Set problem: Reproduce every line of the data below exactly as it appears, but leave out the pictures.

Stored data:

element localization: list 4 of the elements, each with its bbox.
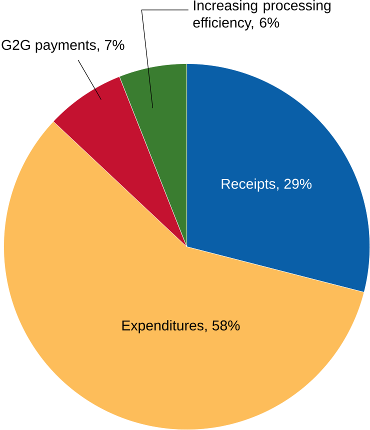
slice-label: Receipts, 29%: [222, 178, 312, 192]
slice-label: Increasing processing efficiency, 6%: [193, 0, 330, 30]
slice-label: G2G payments, 7%: [2, 40, 124, 53]
slice-label: Expenditures, 58%: [122, 320, 240, 334]
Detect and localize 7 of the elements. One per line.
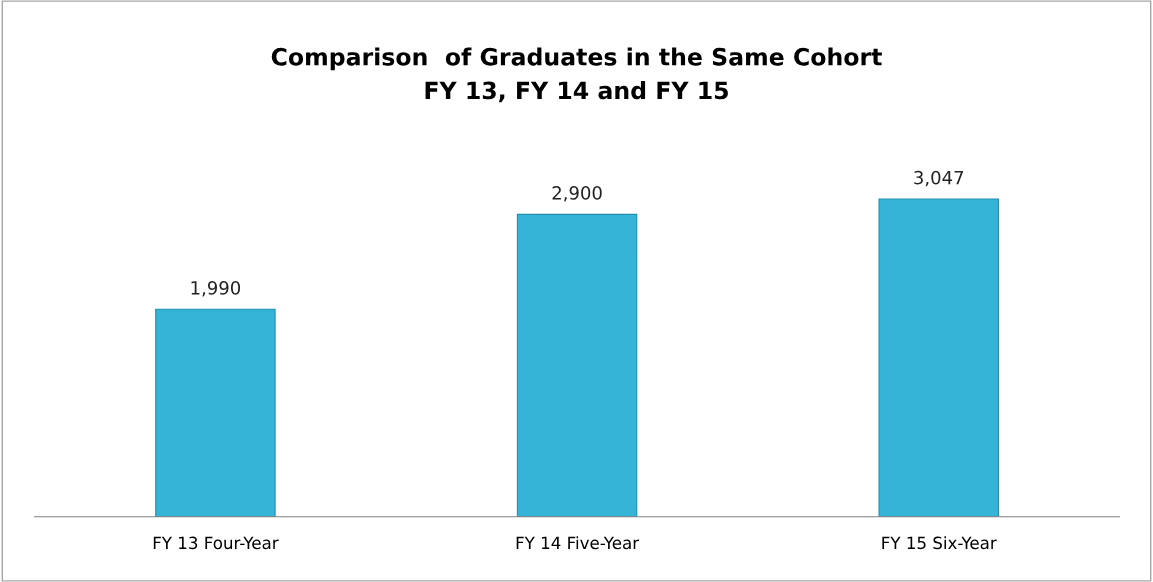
x-tick-label: FY 15 Six-Year: [882, 536, 997, 550]
x-tick-label: FY 14 Five-Year: [516, 536, 640, 550]
data-label: 2,900: [552, 186, 602, 202]
x-tick-label: FY 13 Four-Year: [153, 536, 279, 550]
data-label: 1,990: [191, 281, 241, 297]
data-label: 3,047: [914, 170, 964, 187]
chart-title: Comparison of Graduates in the Same Cohort FY 13, FY 14 and FY 15: [271, 47, 882, 103]
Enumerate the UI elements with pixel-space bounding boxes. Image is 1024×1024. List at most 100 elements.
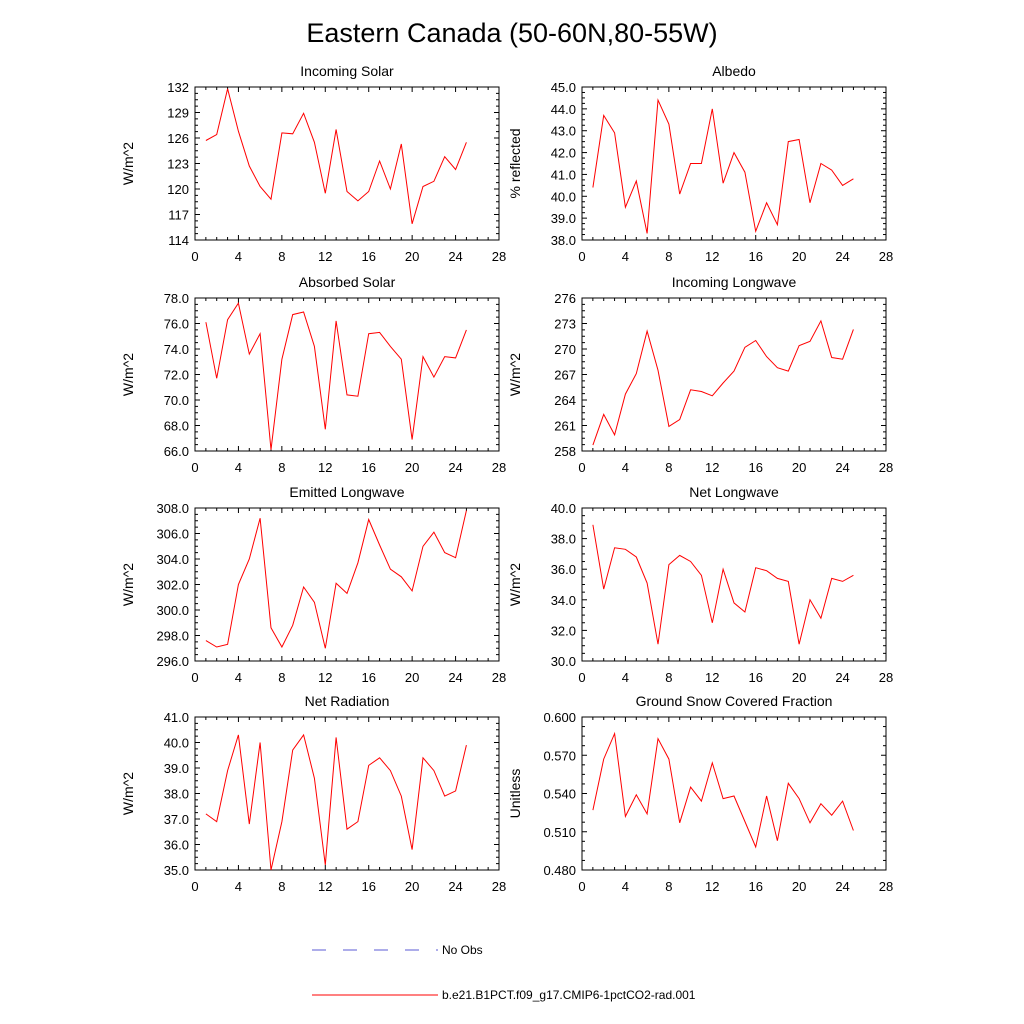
y-tick-label: 42.0 [551,146,576,161]
x-tick-label: 4 [235,670,242,685]
y-tick-label: 39.0 [164,761,189,776]
x-tick-label: 12 [318,249,332,264]
y-tick-label: 41.0 [164,710,189,725]
y-tick-label: 40.0 [164,736,189,751]
series-line [592,98,854,234]
y-axis-label: W/m^2 [507,353,523,396]
y-axis-label: W/m^2 [120,353,136,396]
y-tick-label: 261 [554,419,576,434]
y-tick-label: 36.0 [551,562,576,577]
y-tick-label: 264 [554,393,576,408]
x-tick-label: 16 [748,460,762,475]
legend-label-model: b.e21.B1PCT.f09_g17.CMIP6-1pctCO2-rad.00… [442,988,696,1002]
x-tick-label: 0 [191,460,198,475]
y-tick-label: 74.0 [164,342,189,357]
panel-6: Net Radiation 0 4 8 12 16 20 24 28 35.0 36.0 37.0 38… [120,693,506,894]
x-tick-label: 16 [361,249,375,264]
y-tick-label: 72.0 [164,368,189,383]
plot-frame [194,86,500,241]
y-axis-label: W/m^2 [507,563,523,606]
plot-frame [194,297,500,452]
x-tick-label: 16 [748,670,762,685]
x-tick-label: 28 [879,879,893,894]
y-tick-label: 132 [167,80,189,95]
x-tick-label: 8 [278,460,285,475]
x-tick-label: 28 [492,670,506,685]
y-tick-label: 126 [167,131,189,146]
x-tick-label: 4 [235,460,242,475]
series-line [592,731,854,849]
x-tick-label: 20 [792,460,806,475]
panel-7: Ground Snow Covered Fraction 0 4 8 12 16 20 24 2… [507,693,893,894]
y-tick-label: 304.0 [156,552,189,567]
panel-title: Albedo [712,63,756,79]
y-tick-label: 45.0 [551,80,576,95]
panel-title: Ground Snow Covered Fraction [636,693,833,709]
panel-title: Net Longwave [689,484,779,500]
x-tick-label: 24 [835,879,849,894]
panel-title: Absorbed Solar [299,274,396,290]
x-tick-label: 4 [622,460,629,475]
y-tick-label: 38.0 [164,787,189,802]
series-line [592,319,854,446]
x-tick-label: 0 [578,879,585,894]
x-tick-label: 24 [835,460,849,475]
x-tick-label: 0 [191,879,198,894]
y-tick-label: 76.0 [164,317,189,332]
x-tick-label: 20 [792,879,806,894]
y-tick-label: 0.480 [543,863,576,878]
y-axis-label: % reflected [507,128,523,198]
x-tick-label: 12 [705,879,719,894]
x-tick-label: 20 [405,670,419,685]
y-tick-label: 117 [168,208,189,223]
x-tick-label: 20 [405,879,419,894]
y-tick-label: 258 [554,444,576,459]
y-tick-label: 123 [167,157,189,172]
x-tick-label: 24 [448,460,462,475]
x-tick-label: 4 [235,879,242,894]
x-tick-label: 24 [448,670,462,685]
y-tick-label: 37.0 [164,812,189,827]
x-tick-label: 16 [748,879,762,894]
x-tick-label: 12 [318,460,332,475]
y-tick-label: 0.600 [543,710,576,725]
panel-2: Absorbed Solar 0 4 8 12 16 20 24 28 66.0 68.0 70.0 7… [120,274,506,475]
y-tick-label: 273 [554,317,576,332]
y-tick-label: 270 [554,342,576,357]
panel-0: Incoming Solar 0 4 8 12 16 20 24 28 114 117 120 123 1… [120,63,506,264]
y-tick-label: 120 [167,182,189,197]
x-tick-label: 12 [318,670,332,685]
y-axis-label: W/m^2 [120,563,136,606]
plot-frame [194,507,500,662]
y-tick-label: 40.0 [551,189,576,204]
x-tick-label: 4 [622,249,629,264]
y-tick-label: 302.0 [156,578,189,593]
figure-title: Eastern Canada (50-60N,80-55W) [306,18,717,48]
y-tick-label: 40.0 [551,501,576,516]
x-tick-label: 28 [879,670,893,685]
plot-frame [581,507,887,662]
x-tick-label: 16 [361,460,375,475]
y-tick-label: 44.0 [551,102,576,117]
y-tick-label: 276 [554,291,576,306]
y-tick-label: 30.0 [551,654,576,669]
y-tick-label: 308.0 [156,501,189,516]
y-tick-label: 70.0 [164,393,189,408]
y-axis-label: Unitless [507,769,523,819]
x-tick-label: 20 [792,249,806,264]
x-tick-label: 24 [835,249,849,264]
panel-4: Emitted Longwave 0 4 8 12 16 20 24 28 296.0 298.0 3… [120,484,506,685]
x-tick-label: 8 [278,670,285,685]
x-tick-label: 28 [879,460,893,475]
y-tick-label: 34.0 [551,593,576,608]
x-tick-label: 16 [361,879,375,894]
x-tick-label: 28 [492,460,506,475]
y-tick-label: 68.0 [164,419,189,434]
panel-title: Incoming Longwave [672,274,797,290]
y-tick-label: 43.0 [551,124,576,139]
y-tick-label: 129 [167,106,189,121]
x-tick-label: 16 [361,670,375,685]
x-tick-label: 24 [448,249,462,264]
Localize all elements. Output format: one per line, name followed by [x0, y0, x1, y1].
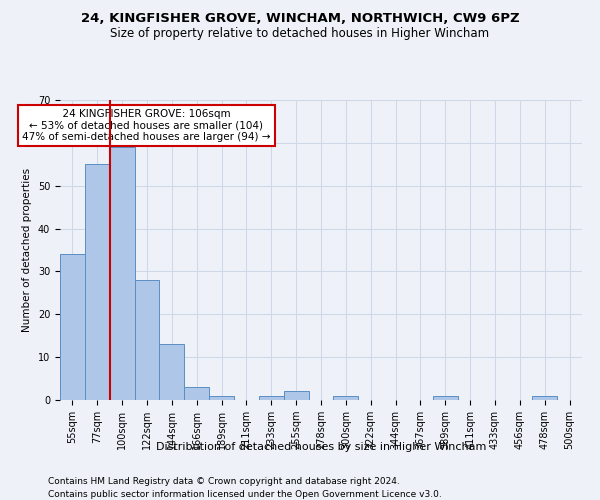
Bar [532, 396, 557, 400]
Bar [184, 387, 209, 400]
Text: Distribution of detached houses by size in Higher Wincham: Distribution of detached houses by size … [156, 442, 486, 452]
Bar [134, 280, 160, 400]
Bar [160, 344, 184, 400]
Bar [433, 396, 458, 400]
Text: 24, KINGFISHER GROVE, WINCHAM, NORTHWICH, CW9 6PZ: 24, KINGFISHER GROVE, WINCHAM, NORTHWICH… [80, 12, 520, 26]
Bar [334, 396, 358, 400]
Text: Contains public sector information licensed under the Open Government Licence v3: Contains public sector information licen… [48, 490, 442, 499]
Text: 24 KINGFISHER GROVE: 106sqm  
← 53% of detached houses are smaller (104)
47% of : 24 KINGFISHER GROVE: 106sqm ← 53% of det… [22, 109, 271, 142]
Bar [110, 147, 134, 400]
Bar [85, 164, 110, 400]
Bar [259, 396, 284, 400]
Text: Contains HM Land Registry data © Crown copyright and database right 2024.: Contains HM Land Registry data © Crown c… [48, 478, 400, 486]
Bar [209, 396, 234, 400]
Bar [60, 254, 85, 400]
Text: Size of property relative to detached houses in Higher Wincham: Size of property relative to detached ho… [110, 28, 490, 40]
Bar [284, 392, 308, 400]
Y-axis label: Number of detached properties: Number of detached properties [22, 168, 32, 332]
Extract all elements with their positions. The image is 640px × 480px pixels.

The result:
element localization: list 4 of the elements, each with its bbox.
slice-label: Receipts, 29%: [222, 178, 312, 192]
slice-label: Increasing processing efficiency, 6%: [193, 0, 330, 30]
slice-label: G2G payments, 7%: [2, 40, 124, 53]
slice-label: Expenditures, 58%: [122, 320, 240, 334]
Detect and localize 7 of the elements. One per line.
x-tick-label: FY 15 Six-Year: [882, 536, 997, 550]
x-tick-label: FY 14 Five-Year: [516, 536, 640, 550]
data-label: 2,900: [552, 186, 602, 202]
x-tick-label: FY 13 Four-Year: [153, 536, 279, 550]
data-label: 1,990: [191, 281, 241, 297]
data-label: 3,047: [914, 170, 964, 187]
chart-title: Comparison of Graduates in the Same Cohort FY 13, FY 14 and FY 15: [271, 47, 882, 103]
Enumerate the UI elements with pixel-space bounding boxes. Image is 1024×1024. List at most 100 elements.
y-tick-label: 42.0 [551,146,576,161]
x-tick-label: 4 [235,670,242,685]
y-tick-label: 39.0 [164,761,189,776]
x-tick-label: 12 [318,249,332,264]
y-tick-label: 41.0 [164,710,189,725]
y-tick-label: 40.0 [164,736,189,751]
series-line [592,98,854,234]
y-axis-label: W/m^2 [507,353,523,396]
y-axis-label: W/m^2 [120,353,136,396]
y-tick-label: 261 [554,419,576,434]
y-tick-label: 36.0 [551,562,576,577]
y-tick-label: 264 [554,393,576,408]
x-tick-label: 16 [748,460,762,475]
legend-label-model: b.e21.B1PCT.f09_g17.CMIP6-1pctCO2-rad.00… [442,988,696,1002]
x-tick-label: 0 [191,460,198,475]
y-tick-label: 74.0 [164,342,189,357]
panel-6: Net Radiation 0 4 8 12 16 20 24 28 35.0 36.0 37.0 38… [120,693,506,894]
x-tick-label: 16 [361,249,375,264]
y-tick-label: 72.0 [164,368,189,383]
plot-frame [194,86,500,241]
y-axis-label: W/m^2 [507,563,523,606]
plot-frame [194,297,500,452]
x-tick-label: 16 [748,670,762,685]
x-tick-label: 28 [879,879,893,894]
y-tick-label: 132 [167,80,189,95]
x-tick-label: 8 [278,460,285,475]
x-tick-label: 28 [492,670,506,685]
y-tick-label: 126 [167,131,189,146]
x-tick-label: 4 [235,460,242,475]
series-line [592,731,854,849]
x-tick-label: 20 [792,460,806,475]
panel-7: Ground Snow Covered Fraction 0 4 8 12 16 20 24 2… [507,693,893,894]
y-tick-label: 304.0 [156,552,189,567]
panel-title: Albedo [712,63,756,79]
y-tick-label: 45.0 [551,80,576,95]
panel-title: Ground Snow Covered Fraction [636,693,833,709]
panel-title: Net Longwave [689,484,779,500]
x-tick-label: 24 [835,879,849,894]
panel-title: Absorbed Solar [299,274,396,290]
x-tick-label: 4 [622,460,629,475]
y-tick-label: 38.0 [164,787,189,802]
series-line [592,319,854,446]
x-tick-label: 0 [578,879,585,894]
x-tick-label: 24 [835,460,849,475]
x-tick-label: 0 [191,879,198,894]
y-tick-label: 76.0 [164,317,189,332]
x-tick-label: 20 [792,879,806,894]
y-tick-label: 0.480 [543,863,576,878]
y-axis-label: % reflected [507,128,523,198]
x-tick-label: 12 [705,879,719,894]
x-tick-label: 20 [405,670,419,685]
y-tick-label: 117 [168,208,189,223]
x-tick-label: 20 [405,879,419,894]
y-tick-label: 258 [554,444,576,459]
y-tick-label: 123 [167,157,189,172]
x-tick-label: 24 [448,460,462,475]
x-tick-label: 4 [235,879,242,894]
x-tick-label: 24 [448,670,462,685]
y-tick-label: 37.0 [164,812,189,827]
x-tick-label: 16 [748,879,762,894]
x-tick-label: 12 [318,460,332,475]
y-tick-label: 0.600 [543,710,576,725]
panel-2: Absorbed Solar 0 4 8 12 16 20 24 28 66.0 68.0 70.0 7… [120,274,506,475]
y-tick-label: 273 [554,317,576,332]
y-tick-label: 270 [554,342,576,357]
panel-0: Incoming Solar 0 4 8 12 16 20 24 28 114 117 120 123 1… [120,63,506,264]
y-tick-label: 120 [167,182,189,197]
x-tick-label: 12 [318,670,332,685]
y-axis-label: W/m^2 [120,563,136,606]
plot-frame [194,507,500,662]
y-tick-label: 40.0 [551,189,576,204]
x-tick-label: 4 [622,249,629,264]
y-tick-label: 302.0 [156,578,189,593]
figure-title: Eastern Canada (50-60N,80-55W) [306,18,717,48]
y-tick-label: 40.0 [551,501,576,516]
x-tick-label: 28 [879,670,893,685]
plot-frame [581,507,887,662]
x-tick-label: 16 [361,460,375,475]
y-tick-label: 44.0 [551,102,576,117]
y-tick-label: 276 [554,291,576,306]
y-tick-label: 30.0 [551,654,576,669]
y-tick-label: 308.0 [156,501,189,516]
y-tick-label: 70.0 [164,393,189,408]
y-axis-label: Unitless [507,769,523,819]
x-tick-label: 20 [792,249,806,264]
x-tick-label: 24 [835,249,849,264]
panel-4: Emitted Longwave 0 4 8 12 16 20 24 28 296.0 298.0 3… [120,484,506,685]
x-tick-label: 8 [278,670,285,685]
x-tick-label: 28 [879,460,893,475]
y-tick-label: 34.0 [551,593,576,608]
x-tick-label: 16 [361,879,375,894]
x-tick-label: 28 [492,460,506,475]
y-tick-label: 68.0 [164,419,189,434]
panel-title: Incoming Longwave [672,274,797,290]
y-tick-label: 43.0 [551,124,576,139]
y-tick-label: 129 [167,106,189,121]
x-tick-label: 16 [361,670,375,685]
x-tick-label: 24 [448,249,462,264]
Localize all elements. Output format: one per line, name followed by [x0, y0, x1, y1].
Bar [532, 396, 557, 400]
Bar [184, 387, 209, 400]
Text: Distribution of detached houses by size in Higher Wincham: Distribution of detached houses by size … [156, 442, 486, 452]
Bar [134, 280, 160, 400]
Bar [160, 344, 184, 400]
Bar [433, 396, 458, 400]
Text: 24, KINGFISHER GROVE, WINCHAM, NORTHWICH, CW9 6PZ: 24, KINGFISHER GROVE, WINCHAM, NORTHWICH… [80, 12, 520, 26]
Bar [334, 396, 358, 400]
Text: Contains public sector information licensed under the Open Government Licence v3: Contains public sector information licen… [48, 490, 442, 499]
Text: 24 KINGFISHER GROVE: 106sqm  
← 53% of detached houses are smaller (104)
47% of : 24 KINGFISHER GROVE: 106sqm ← 53% of det… [22, 109, 271, 142]
Bar [110, 147, 134, 400]
Bar [85, 164, 110, 400]
Bar [259, 396, 284, 400]
Text: Contains HM Land Registry data © Crown copyright and database right 2024.: Contains HM Land Registry data © Crown c… [48, 478, 400, 486]
Bar [209, 396, 234, 400]
Bar [60, 254, 85, 400]
Text: Size of property relative to detached houses in Higher Wincham: Size of property relative to detached ho… [110, 28, 490, 40]
Bar [284, 392, 308, 400]
Y-axis label: Number of detached properties: Number of detached properties [22, 168, 32, 332]
Extract all elements with their positions. The image is 640px × 480px pixels.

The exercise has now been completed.